> **WHAT THIS TASK INVOLVES**: Write out every entry, unchanged. Skip any picture.

> **AVAILABLE RECORDS**:
##########
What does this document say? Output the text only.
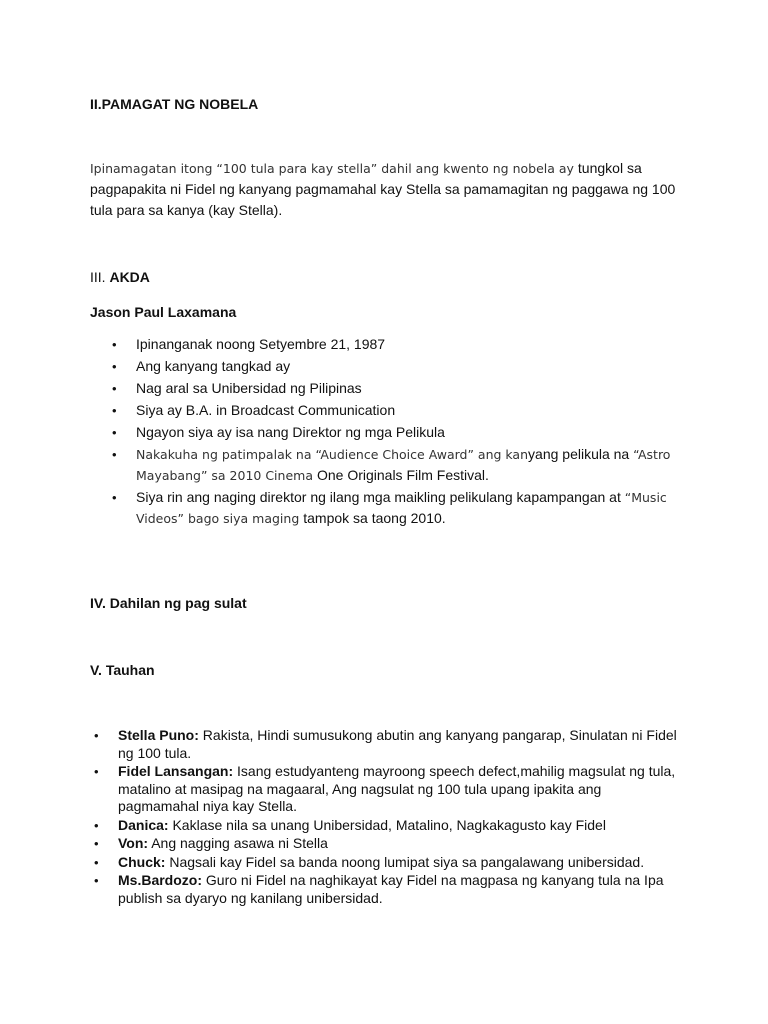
II.PAMAGAT NG NOBELA
Ipinamagatan itong “100 tula para kay stella” dahil ang kwento ng nobela ay tungkol sa pagpapakita ni Fidel ng kanyang pagmamahal kay Stella sa pamamagitan ng paggawa ng 100 tula para sa kanya (kay Stella).
III. AKDA
Jason Paul Laxamana
• Ipinanganak noong Setyembre 21, 1987
• Ang kanyang tangkad ay
• Nag aral sa Unibersidad ng Pilipinas
• Siya ay B.A. in Broadcast Communication
• Ngayon siya ay isa nang Direktor ng mga Pelikula
• Nakakuha ng patimpalak na “Audience Choice Award” ang kanyang pelikula na “Astro Mayabang” sa 2010 Cinema One Originals Film Festival.
• Siya rin ang naging direktor ng ilang mga maikling pelikulang kapampangan at “Music Videos” bago siya maging tampok sa taong 2010.
IV. Dahilan ng pag sulat
V. Tauhan
• Stella Puno: Rakista, Hindi sumusukong abutin ang kanyang pangarap, Sinulatan ni Fidel ng 100 tula.
• Fidel Lansangan: Isang estudyanteng mayroong speech defect,mahilig magsulat ng tula, matalino at masipag na magaaral, Ang nagsulat ng 100 tula upang ipakita ang pagmamahal niya kay Stella.
• Danica: Kaklase nila sa unang Unibersidad, Matalino, Nagkakagusto kay Fidel
• Von: Ang nagging asawa ni Stella
• Chuck: Nagsali kay Fidel sa banda noong lumipat siya sa pangalawang unibersidad.
• Ms.Bardozo: Guro ni Fidel na naghikayat kay Fidel na magpasa ng kanyang tula na Ipa publish sa dyaryo ng kanilang unibersidad.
##########
> **EXPECTED ANSWER**:
What does this document say? Output the text only.
II.PAMAGAT NG NOBELA
Ipinamagatan itong “100 tula para kay stella” dahil ang kwento ng nobela ay tungkol sa pagpapakita ni Fidel ng kanyang pagmamahal kay Stella sa pamamagitan ng paggawa ng 100 tula para sa kanya (kay Stella).
III. AKDA
Jason Paul Laxamana
• Ipinanganak noong Setyembre 21, 1987
• Ang kanyang tangkad ay
• Nag aral sa Unibersidad ng Pilipinas
• Siya ay B.A. in Broadcast Communication
• Ngayon siya ay isa nang Direktor ng mga Pelikula
• Nakakuha ng patimpalak na “Audience Choice Award” ang kanyang pelikula na “Astro Mayabang” sa 2010 Cinema One Originals Film Festival.
• Siya rin ang naging direktor ng ilang mga maikling pelikulang kapampangan at “Music Videos” bago siya maging tampok sa taong 2010.
IV. Dahilan ng pag sulat
V. Tauhan
• Stella Puno: Rakista, Hindi sumusukong abutin ang kanyang pangarap, Sinulatan ni Fidel ng 100 tula.
• Fidel Lansangan: Isang estudyanteng mayroong speech defect,mahilig magsulat ng tula, matalino at masipag na magaaral, Ang nagsulat ng 100 tula upang ipakita ang pagmamahal niya kay Stella.
• Danica: Kaklase nila sa unang Unibersidad, Matalino, Nagkakagusto kay Fidel
• Von: Ang nagging asawa ni Stella
• Chuck: Nagsali kay Fidel sa banda noong lumipat siya sa pangalawang unibersidad.
• Ms.Bardozo: Guro ni Fidel na naghikayat kay Fidel na magpasa ng kanyang tula na Ipa publish sa dyaryo ng kanilang unibersidad.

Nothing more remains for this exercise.